Required work:
Show each line that has the string "выборки" in it.

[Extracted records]
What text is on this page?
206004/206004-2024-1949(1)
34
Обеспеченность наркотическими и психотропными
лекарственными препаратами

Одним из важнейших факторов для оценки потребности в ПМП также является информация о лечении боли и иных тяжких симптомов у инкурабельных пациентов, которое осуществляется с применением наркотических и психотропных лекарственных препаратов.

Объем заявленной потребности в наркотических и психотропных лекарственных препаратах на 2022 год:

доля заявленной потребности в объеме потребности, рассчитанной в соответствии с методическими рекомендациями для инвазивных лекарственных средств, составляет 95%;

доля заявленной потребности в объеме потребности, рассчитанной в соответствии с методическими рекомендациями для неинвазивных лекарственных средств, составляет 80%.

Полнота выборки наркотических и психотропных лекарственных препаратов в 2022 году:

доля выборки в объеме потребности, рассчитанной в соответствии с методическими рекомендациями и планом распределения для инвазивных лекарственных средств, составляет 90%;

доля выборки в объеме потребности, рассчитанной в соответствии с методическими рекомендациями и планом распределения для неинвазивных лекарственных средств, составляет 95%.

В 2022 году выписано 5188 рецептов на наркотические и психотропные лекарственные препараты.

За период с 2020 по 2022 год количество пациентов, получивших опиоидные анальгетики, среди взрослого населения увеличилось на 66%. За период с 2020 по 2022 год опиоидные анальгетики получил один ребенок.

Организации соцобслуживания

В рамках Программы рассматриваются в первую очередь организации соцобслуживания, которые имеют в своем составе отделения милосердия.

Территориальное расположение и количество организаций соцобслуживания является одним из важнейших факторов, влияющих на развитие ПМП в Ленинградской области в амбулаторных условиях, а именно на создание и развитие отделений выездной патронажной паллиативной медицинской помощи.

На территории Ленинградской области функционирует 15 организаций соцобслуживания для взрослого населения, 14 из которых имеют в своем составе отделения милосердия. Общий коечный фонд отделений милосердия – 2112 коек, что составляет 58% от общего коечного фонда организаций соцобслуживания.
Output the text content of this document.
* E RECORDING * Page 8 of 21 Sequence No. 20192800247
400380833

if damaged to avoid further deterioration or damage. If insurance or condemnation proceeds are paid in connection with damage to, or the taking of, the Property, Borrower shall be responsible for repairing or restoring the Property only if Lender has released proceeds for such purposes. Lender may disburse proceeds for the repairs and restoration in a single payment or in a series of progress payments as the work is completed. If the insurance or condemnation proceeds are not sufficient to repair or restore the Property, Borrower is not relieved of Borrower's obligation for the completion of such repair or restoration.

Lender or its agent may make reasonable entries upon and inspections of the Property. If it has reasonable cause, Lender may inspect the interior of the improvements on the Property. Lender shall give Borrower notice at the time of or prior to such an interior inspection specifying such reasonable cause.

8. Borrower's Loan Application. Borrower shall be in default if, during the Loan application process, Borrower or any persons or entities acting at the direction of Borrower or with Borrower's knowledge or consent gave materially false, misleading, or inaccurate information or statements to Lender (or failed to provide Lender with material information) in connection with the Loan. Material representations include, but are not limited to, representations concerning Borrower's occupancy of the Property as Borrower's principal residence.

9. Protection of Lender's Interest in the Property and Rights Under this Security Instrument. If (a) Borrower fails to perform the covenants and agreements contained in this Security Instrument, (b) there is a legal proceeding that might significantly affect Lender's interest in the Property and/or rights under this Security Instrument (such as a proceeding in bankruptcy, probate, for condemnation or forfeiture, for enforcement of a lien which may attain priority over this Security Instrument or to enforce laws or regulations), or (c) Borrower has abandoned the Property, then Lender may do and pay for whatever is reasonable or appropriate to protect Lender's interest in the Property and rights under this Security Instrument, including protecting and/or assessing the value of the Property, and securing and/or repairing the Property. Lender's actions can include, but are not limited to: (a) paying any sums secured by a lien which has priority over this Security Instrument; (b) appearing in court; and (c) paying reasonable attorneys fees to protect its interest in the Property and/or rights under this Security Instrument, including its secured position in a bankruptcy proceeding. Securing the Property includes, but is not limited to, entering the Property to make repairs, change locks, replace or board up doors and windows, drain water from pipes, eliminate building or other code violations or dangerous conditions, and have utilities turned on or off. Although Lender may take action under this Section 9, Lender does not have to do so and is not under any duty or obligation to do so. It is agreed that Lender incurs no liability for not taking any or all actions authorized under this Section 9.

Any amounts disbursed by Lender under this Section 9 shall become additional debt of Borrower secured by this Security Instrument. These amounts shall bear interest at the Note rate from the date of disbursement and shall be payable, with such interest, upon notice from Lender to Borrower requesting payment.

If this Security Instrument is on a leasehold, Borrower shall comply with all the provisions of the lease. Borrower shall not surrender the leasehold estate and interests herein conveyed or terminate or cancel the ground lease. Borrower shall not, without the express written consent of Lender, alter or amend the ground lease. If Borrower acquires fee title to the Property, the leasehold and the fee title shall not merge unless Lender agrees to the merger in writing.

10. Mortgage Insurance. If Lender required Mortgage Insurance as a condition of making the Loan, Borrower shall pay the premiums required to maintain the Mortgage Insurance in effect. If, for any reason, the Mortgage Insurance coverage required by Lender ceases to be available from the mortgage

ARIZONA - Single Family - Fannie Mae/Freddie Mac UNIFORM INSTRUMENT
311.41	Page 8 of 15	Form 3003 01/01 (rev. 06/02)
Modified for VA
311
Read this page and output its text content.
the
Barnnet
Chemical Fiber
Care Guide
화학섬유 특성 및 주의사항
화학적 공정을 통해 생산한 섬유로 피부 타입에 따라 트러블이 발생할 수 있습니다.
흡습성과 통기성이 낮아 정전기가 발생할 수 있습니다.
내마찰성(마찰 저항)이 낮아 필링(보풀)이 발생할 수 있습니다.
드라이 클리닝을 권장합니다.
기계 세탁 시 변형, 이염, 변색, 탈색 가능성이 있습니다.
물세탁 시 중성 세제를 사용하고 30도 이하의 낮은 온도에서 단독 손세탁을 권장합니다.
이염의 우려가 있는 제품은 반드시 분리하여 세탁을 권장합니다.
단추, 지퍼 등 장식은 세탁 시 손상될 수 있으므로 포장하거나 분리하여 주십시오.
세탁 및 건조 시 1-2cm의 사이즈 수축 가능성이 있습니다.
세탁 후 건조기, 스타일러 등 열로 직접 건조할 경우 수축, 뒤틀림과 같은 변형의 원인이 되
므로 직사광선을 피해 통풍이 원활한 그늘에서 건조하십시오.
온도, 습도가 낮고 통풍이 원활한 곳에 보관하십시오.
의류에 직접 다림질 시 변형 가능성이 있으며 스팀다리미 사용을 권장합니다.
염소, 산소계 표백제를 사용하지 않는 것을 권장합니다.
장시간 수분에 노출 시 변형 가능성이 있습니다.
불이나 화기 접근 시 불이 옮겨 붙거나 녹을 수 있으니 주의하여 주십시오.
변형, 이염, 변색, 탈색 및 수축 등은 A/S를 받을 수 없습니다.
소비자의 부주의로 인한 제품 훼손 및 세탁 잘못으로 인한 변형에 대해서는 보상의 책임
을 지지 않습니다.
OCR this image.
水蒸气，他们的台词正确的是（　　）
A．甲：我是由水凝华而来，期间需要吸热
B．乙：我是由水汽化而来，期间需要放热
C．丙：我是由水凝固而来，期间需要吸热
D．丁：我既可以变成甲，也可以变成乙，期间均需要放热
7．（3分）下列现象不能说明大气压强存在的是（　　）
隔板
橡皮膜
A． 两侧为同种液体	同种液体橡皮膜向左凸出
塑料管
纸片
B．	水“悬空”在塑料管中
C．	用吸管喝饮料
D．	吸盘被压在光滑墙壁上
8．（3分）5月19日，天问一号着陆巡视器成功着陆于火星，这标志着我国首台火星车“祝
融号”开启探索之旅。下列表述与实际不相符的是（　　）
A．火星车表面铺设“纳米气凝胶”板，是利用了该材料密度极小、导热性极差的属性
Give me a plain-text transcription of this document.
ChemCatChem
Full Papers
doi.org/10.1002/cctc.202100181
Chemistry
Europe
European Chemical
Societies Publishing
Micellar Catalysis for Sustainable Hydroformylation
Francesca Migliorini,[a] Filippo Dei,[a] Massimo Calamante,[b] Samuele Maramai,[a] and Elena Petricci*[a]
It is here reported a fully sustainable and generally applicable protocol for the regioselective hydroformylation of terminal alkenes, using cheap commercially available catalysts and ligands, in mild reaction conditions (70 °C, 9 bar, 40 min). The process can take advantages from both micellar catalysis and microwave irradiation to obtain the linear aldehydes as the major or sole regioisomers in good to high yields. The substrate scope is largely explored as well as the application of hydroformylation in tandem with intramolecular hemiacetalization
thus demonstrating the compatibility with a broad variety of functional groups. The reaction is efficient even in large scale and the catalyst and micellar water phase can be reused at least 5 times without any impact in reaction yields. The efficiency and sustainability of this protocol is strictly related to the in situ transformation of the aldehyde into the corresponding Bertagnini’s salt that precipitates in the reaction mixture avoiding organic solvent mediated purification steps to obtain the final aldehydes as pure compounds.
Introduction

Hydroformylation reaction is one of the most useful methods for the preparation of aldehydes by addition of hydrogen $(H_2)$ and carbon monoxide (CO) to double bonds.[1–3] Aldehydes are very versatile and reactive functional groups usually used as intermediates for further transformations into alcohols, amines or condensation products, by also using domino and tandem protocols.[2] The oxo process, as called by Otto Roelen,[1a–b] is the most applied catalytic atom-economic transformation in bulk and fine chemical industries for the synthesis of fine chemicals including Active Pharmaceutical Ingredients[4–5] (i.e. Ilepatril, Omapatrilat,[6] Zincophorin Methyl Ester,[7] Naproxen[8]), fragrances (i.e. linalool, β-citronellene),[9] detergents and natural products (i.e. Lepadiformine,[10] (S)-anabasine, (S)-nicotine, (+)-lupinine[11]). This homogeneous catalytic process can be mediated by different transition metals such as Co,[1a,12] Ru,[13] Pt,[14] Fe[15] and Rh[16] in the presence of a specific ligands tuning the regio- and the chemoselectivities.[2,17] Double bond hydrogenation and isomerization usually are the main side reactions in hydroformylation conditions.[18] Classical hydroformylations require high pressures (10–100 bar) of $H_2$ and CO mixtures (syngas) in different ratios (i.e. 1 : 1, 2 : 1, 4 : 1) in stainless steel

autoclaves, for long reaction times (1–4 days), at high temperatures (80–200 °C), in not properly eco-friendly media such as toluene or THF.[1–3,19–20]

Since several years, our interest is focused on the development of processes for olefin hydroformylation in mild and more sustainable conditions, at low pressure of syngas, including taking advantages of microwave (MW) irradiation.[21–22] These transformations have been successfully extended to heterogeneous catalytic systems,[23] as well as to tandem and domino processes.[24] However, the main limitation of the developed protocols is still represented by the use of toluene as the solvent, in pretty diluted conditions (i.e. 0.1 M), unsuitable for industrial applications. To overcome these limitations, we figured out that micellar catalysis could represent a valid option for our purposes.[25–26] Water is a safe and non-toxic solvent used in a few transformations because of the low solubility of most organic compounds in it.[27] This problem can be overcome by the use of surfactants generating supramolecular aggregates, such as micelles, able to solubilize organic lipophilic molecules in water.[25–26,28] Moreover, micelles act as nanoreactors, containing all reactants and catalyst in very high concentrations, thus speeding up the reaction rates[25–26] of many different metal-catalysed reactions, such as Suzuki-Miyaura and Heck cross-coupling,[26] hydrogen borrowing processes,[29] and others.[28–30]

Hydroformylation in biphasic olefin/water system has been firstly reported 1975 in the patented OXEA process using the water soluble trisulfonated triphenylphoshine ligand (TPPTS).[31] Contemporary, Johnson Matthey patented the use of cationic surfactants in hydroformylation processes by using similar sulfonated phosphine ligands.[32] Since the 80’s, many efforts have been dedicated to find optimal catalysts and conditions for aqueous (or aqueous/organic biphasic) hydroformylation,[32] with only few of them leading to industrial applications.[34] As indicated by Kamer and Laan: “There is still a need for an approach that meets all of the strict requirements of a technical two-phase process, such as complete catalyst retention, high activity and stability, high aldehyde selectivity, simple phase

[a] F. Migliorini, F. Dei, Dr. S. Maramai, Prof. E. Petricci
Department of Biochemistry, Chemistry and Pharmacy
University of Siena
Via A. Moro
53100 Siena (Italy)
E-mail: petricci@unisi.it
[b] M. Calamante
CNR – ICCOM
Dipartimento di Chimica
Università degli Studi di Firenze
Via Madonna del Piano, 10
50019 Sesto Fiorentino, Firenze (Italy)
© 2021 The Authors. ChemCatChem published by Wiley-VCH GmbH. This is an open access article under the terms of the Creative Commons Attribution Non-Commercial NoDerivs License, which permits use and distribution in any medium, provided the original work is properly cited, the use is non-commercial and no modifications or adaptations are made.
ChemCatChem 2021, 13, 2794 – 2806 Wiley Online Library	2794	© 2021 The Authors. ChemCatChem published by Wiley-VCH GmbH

Answer to this exercise:
Полнота выборки наркотических и психотропных лекарственных препаратов в 2022 году:
доля выборки в объеме потребности, рассчитанной в соответствии с методическими рекомендациями и планом распределения для инвазивных лекарственных средств, составляет 90%;
доля выборки в объеме потребности, рассчитанной в соответствии с методическими рекомендациями и планом распределения для неинвазивных лекарственных средств, составляет 95%.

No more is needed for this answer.